Your objective → This exercise calls for every line of the data below with the string "recommended" in it.

Material for this task →
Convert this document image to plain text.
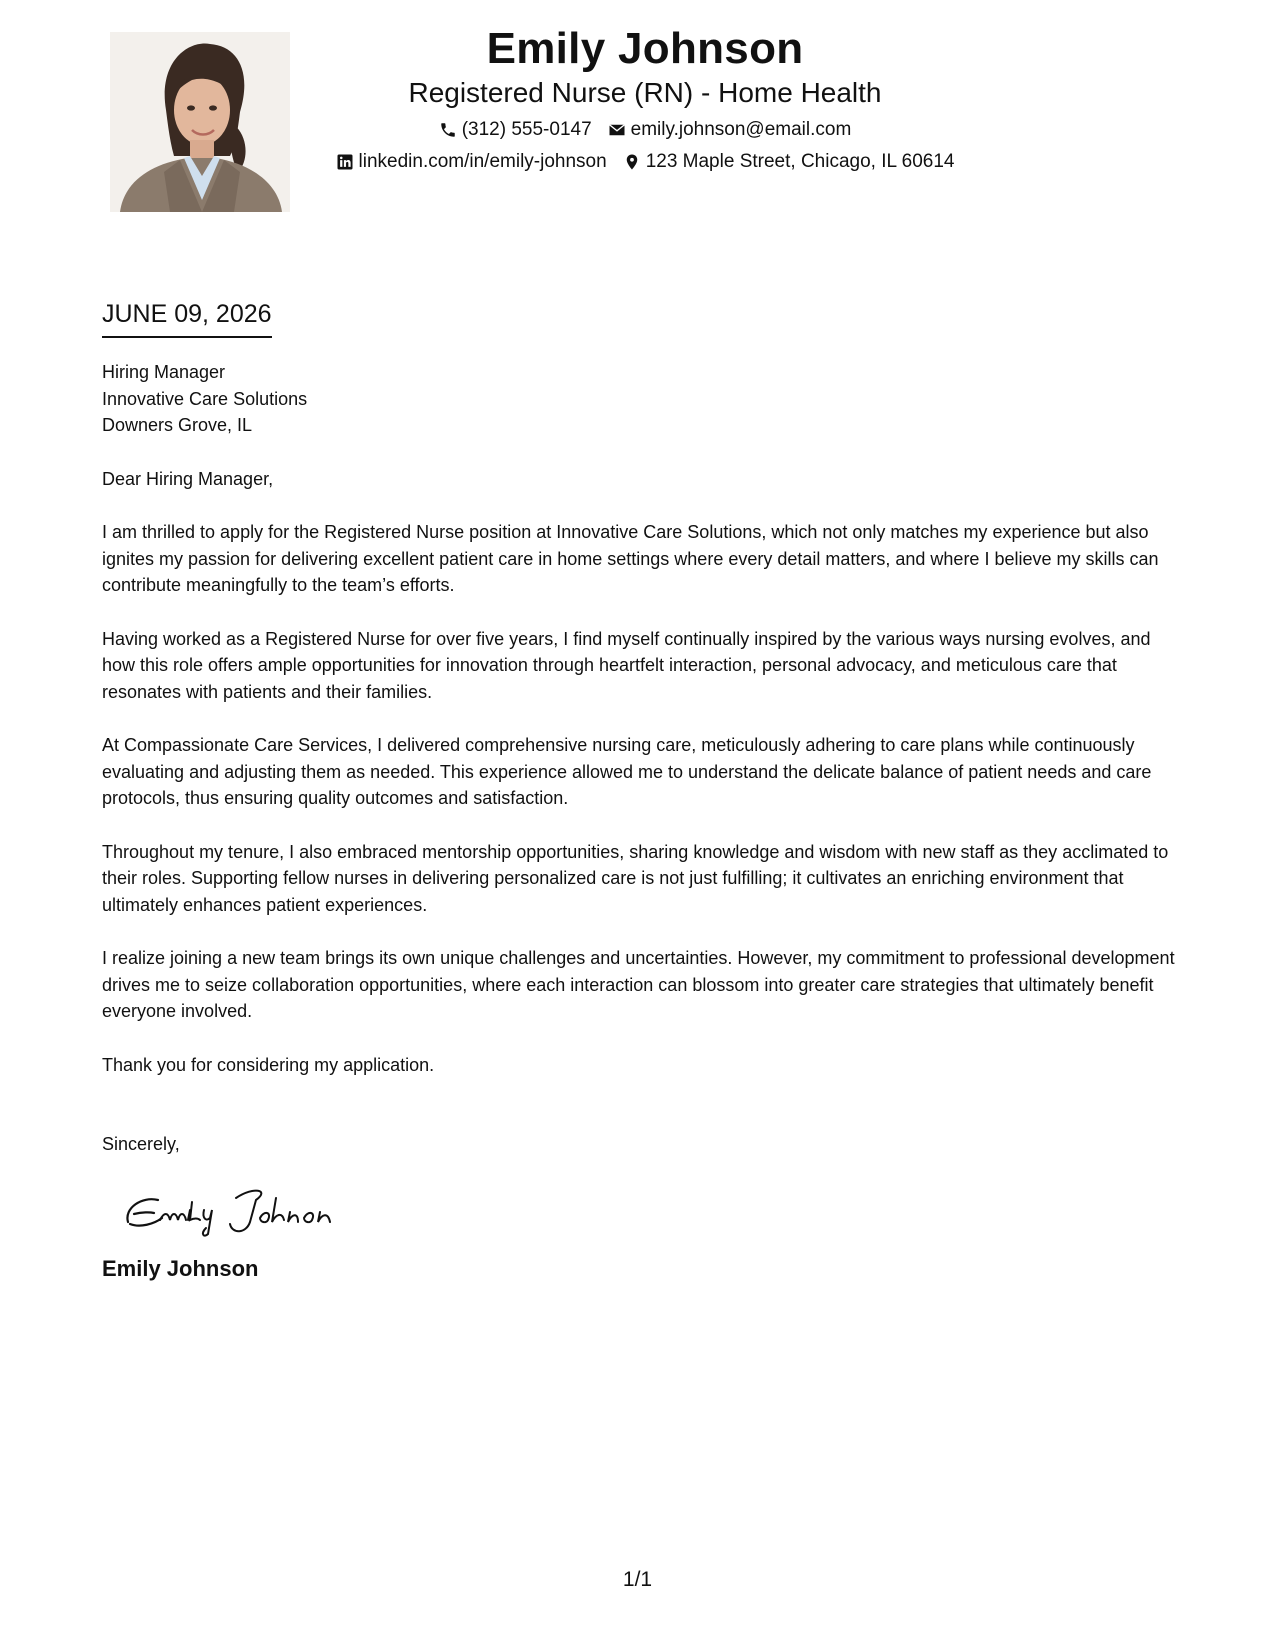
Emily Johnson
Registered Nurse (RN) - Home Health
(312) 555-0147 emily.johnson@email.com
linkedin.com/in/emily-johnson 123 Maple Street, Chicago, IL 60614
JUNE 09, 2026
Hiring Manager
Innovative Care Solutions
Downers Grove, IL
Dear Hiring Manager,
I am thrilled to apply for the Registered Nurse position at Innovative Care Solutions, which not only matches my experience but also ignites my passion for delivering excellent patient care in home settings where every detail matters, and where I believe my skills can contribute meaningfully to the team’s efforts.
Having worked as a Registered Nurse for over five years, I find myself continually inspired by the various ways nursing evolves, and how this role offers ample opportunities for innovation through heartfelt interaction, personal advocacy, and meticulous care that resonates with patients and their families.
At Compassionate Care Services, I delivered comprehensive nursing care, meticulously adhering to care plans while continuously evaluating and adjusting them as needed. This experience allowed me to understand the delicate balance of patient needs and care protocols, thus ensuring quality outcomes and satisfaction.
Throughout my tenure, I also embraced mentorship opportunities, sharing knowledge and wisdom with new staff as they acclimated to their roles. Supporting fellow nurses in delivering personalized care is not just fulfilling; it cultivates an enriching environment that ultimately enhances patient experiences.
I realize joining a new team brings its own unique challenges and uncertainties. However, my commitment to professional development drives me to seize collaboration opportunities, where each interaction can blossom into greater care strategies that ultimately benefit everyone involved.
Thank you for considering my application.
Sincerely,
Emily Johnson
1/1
--
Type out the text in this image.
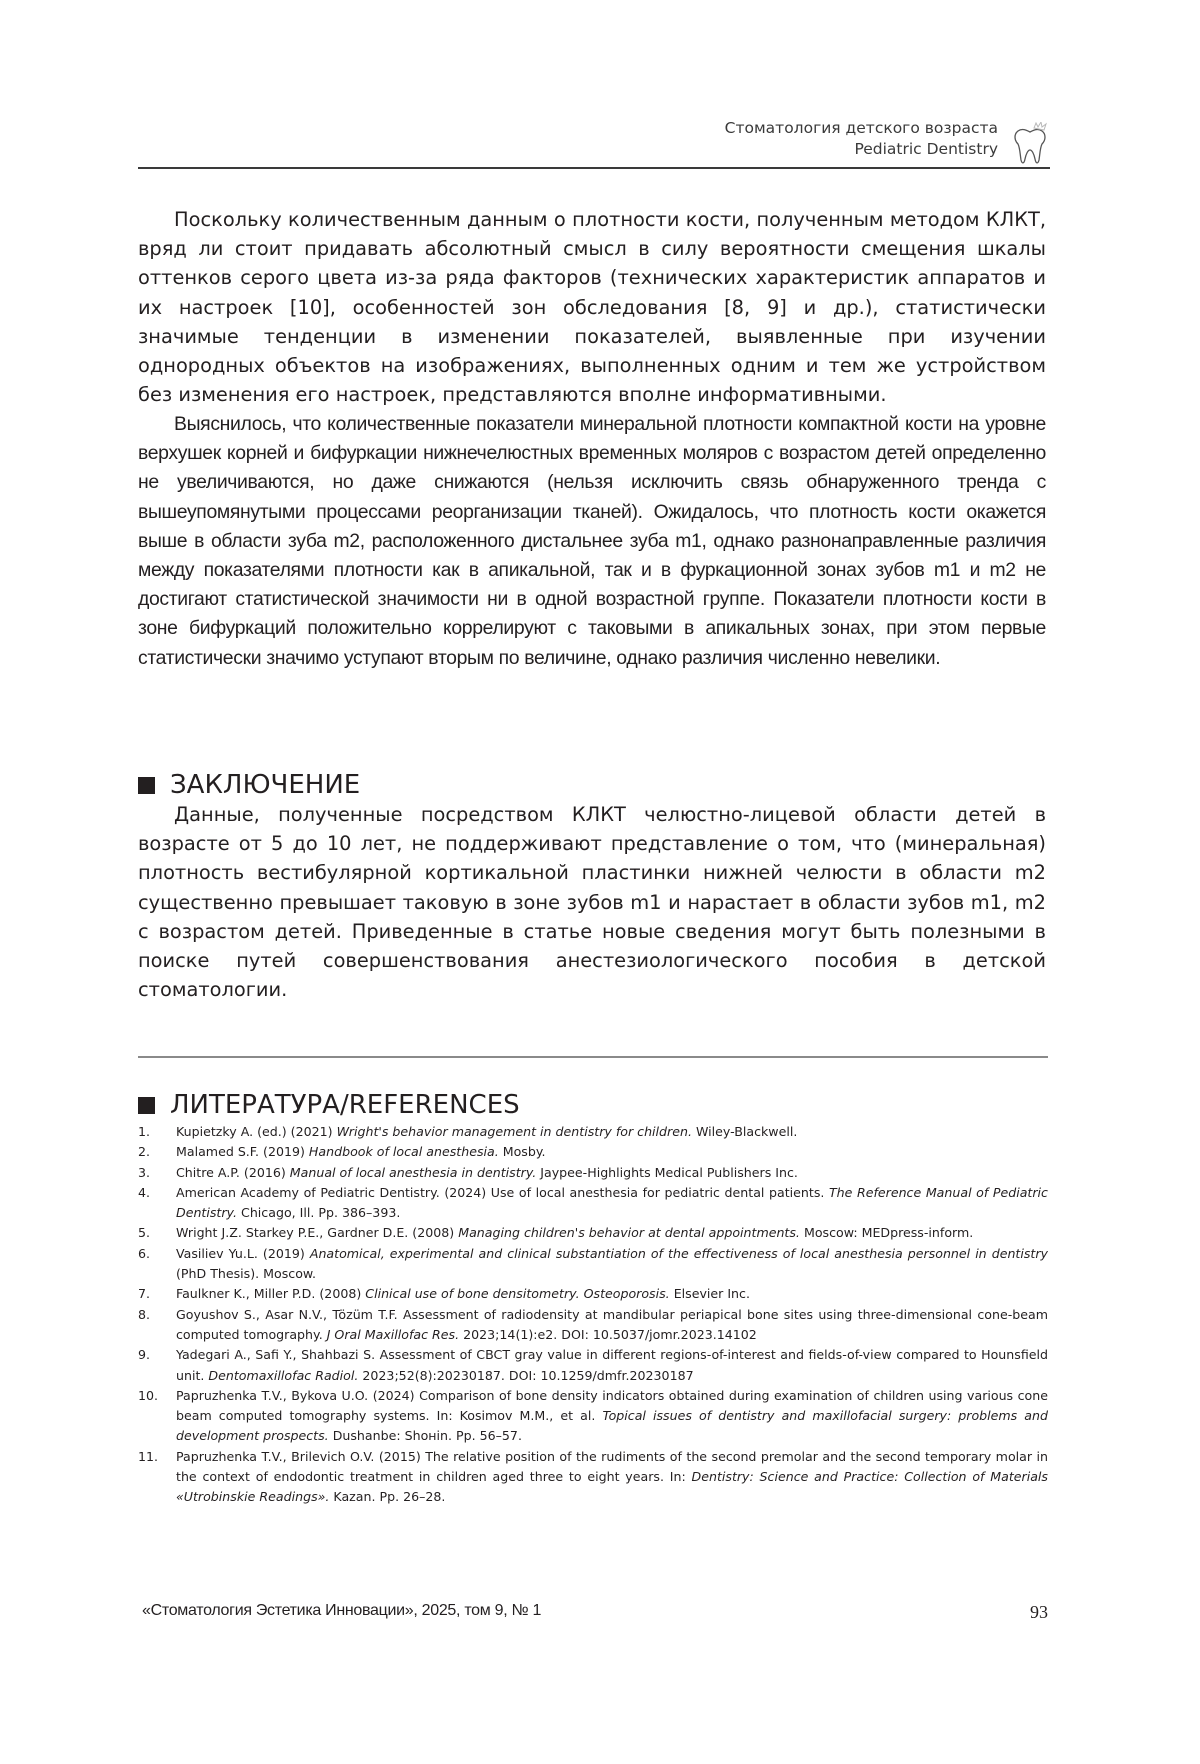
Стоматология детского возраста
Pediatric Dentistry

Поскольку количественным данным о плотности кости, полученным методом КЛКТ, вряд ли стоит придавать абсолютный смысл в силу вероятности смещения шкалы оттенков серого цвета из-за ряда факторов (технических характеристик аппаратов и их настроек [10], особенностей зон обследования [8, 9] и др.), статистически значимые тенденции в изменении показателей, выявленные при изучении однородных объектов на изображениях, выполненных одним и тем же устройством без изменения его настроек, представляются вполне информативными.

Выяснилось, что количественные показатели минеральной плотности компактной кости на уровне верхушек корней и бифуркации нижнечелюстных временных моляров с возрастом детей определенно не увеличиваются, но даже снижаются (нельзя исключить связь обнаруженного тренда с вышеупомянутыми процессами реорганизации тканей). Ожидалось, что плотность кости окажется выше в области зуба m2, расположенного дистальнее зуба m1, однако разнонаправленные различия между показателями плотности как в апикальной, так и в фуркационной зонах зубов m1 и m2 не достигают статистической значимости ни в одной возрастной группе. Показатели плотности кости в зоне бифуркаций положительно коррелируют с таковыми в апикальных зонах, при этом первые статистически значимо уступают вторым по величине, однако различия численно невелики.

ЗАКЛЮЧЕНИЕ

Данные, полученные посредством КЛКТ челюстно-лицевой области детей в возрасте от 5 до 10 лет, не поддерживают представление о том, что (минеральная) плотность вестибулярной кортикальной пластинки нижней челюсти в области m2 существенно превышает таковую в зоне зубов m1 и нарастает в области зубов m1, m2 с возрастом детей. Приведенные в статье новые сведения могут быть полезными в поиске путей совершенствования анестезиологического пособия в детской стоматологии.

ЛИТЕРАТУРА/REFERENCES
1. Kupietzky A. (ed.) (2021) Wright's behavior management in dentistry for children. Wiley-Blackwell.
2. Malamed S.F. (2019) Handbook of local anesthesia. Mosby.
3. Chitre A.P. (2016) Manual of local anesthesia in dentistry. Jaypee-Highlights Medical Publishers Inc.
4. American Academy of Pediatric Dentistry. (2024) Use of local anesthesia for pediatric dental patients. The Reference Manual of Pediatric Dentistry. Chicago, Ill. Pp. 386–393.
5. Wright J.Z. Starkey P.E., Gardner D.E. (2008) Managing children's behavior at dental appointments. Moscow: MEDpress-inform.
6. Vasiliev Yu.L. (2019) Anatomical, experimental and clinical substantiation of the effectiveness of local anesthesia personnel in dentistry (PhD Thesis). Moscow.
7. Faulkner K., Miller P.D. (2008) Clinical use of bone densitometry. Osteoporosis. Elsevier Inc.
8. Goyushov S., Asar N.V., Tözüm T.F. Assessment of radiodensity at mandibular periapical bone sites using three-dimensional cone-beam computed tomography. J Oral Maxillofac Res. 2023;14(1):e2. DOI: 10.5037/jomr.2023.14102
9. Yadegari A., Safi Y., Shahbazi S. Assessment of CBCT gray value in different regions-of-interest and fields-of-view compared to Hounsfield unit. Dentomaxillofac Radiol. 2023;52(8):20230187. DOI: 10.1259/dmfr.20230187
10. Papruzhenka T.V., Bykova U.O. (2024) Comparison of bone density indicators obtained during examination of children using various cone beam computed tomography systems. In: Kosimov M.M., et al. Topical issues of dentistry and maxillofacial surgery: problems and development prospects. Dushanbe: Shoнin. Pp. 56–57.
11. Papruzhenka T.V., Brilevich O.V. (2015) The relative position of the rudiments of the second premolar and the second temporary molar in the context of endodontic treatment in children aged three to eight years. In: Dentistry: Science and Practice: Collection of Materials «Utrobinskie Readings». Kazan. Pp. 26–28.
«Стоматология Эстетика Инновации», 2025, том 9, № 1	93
--
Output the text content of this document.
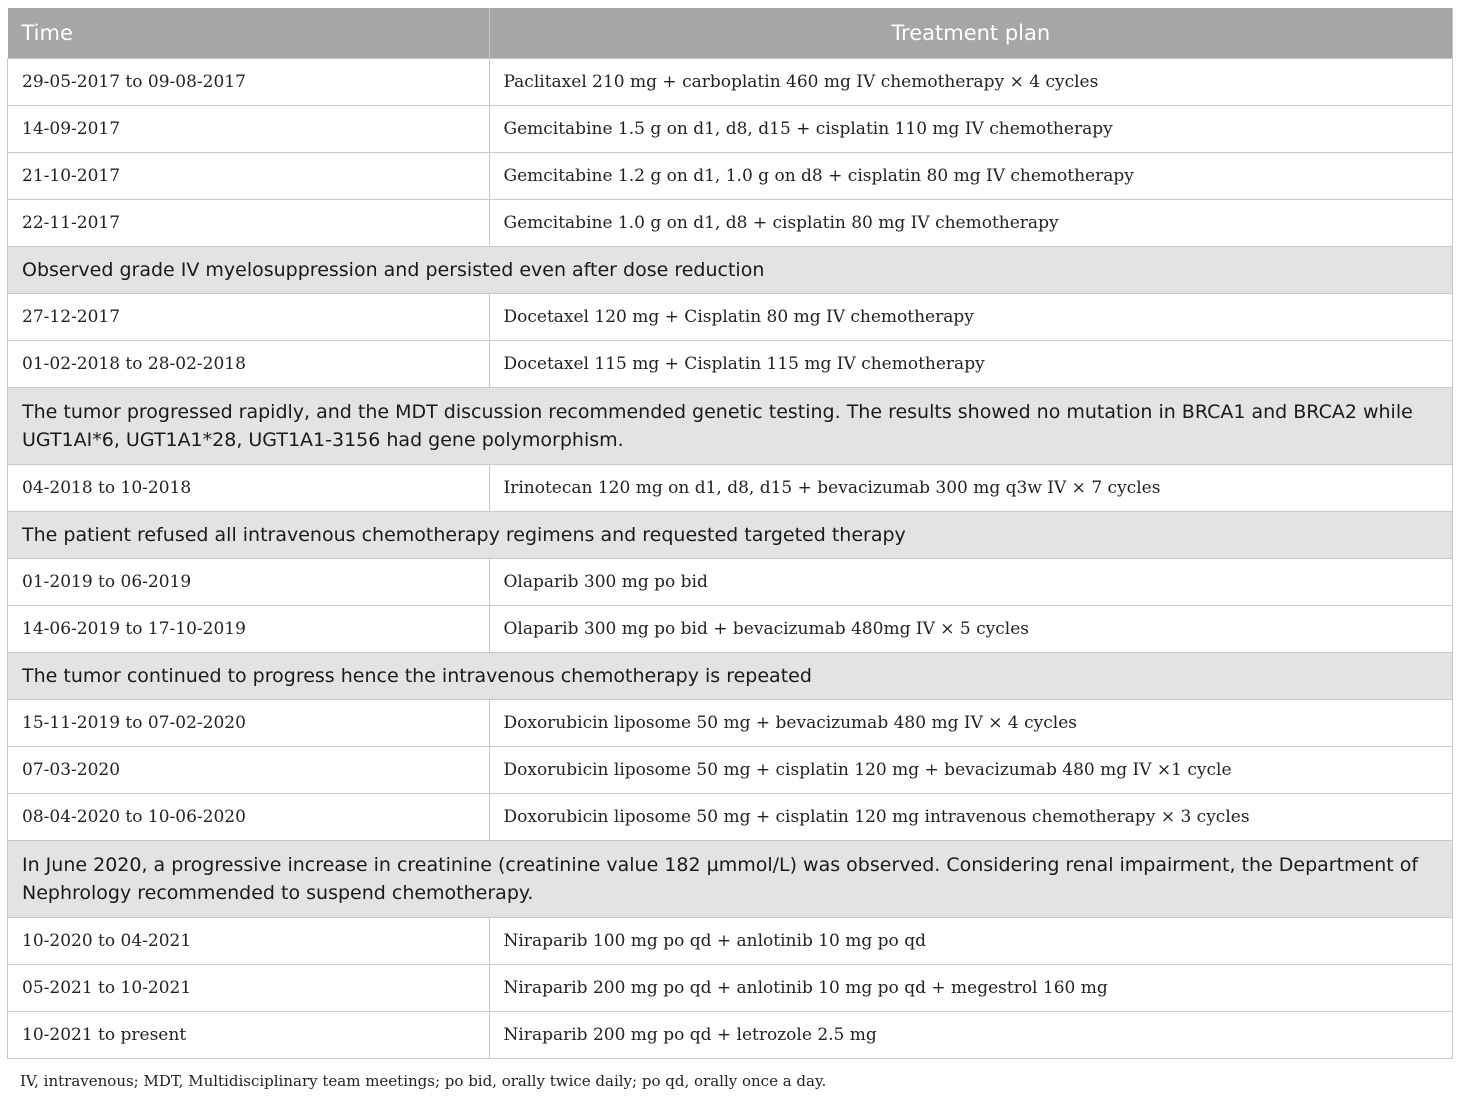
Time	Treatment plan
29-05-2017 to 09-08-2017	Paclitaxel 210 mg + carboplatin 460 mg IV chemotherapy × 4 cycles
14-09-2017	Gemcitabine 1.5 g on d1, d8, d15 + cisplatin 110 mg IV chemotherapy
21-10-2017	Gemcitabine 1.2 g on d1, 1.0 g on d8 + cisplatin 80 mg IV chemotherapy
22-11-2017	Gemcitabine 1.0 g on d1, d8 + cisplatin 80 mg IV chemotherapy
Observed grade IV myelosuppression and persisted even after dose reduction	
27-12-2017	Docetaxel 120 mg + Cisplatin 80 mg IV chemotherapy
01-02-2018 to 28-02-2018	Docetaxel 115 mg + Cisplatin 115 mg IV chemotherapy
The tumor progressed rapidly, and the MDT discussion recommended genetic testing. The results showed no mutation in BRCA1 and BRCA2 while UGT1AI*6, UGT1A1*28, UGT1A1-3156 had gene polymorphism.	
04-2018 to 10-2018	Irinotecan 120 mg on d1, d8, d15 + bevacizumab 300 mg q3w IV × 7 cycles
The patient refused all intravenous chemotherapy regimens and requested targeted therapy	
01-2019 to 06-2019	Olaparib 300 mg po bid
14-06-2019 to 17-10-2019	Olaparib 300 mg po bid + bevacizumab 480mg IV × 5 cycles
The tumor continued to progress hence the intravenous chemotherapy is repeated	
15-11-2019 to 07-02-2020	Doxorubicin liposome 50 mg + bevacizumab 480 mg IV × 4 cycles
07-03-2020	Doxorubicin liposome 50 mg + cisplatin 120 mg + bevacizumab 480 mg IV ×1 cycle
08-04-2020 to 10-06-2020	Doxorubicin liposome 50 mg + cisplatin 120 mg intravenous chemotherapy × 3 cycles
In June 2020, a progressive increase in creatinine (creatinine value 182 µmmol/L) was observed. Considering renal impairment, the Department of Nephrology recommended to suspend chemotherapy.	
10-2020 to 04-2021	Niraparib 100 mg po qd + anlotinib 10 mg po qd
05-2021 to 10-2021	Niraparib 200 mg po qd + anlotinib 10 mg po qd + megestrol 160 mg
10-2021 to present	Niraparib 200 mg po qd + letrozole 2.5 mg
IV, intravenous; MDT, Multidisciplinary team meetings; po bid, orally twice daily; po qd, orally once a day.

Task solution →
The tumor progressed rapidly, and the MDT discussion recommended genetic testing. The results showed no mutation in BRCA1 and BRCA2 while UGT1AI*6, UGT1A1*28, UGT1A1-3156 had gene polymorphism.	
In June 2020, a progressive increase in creatinine (creatinine value 182 µmmol/L) was observed. Considering renal impairment, the Department of Nephrology recommended to suspend chemotherapy.	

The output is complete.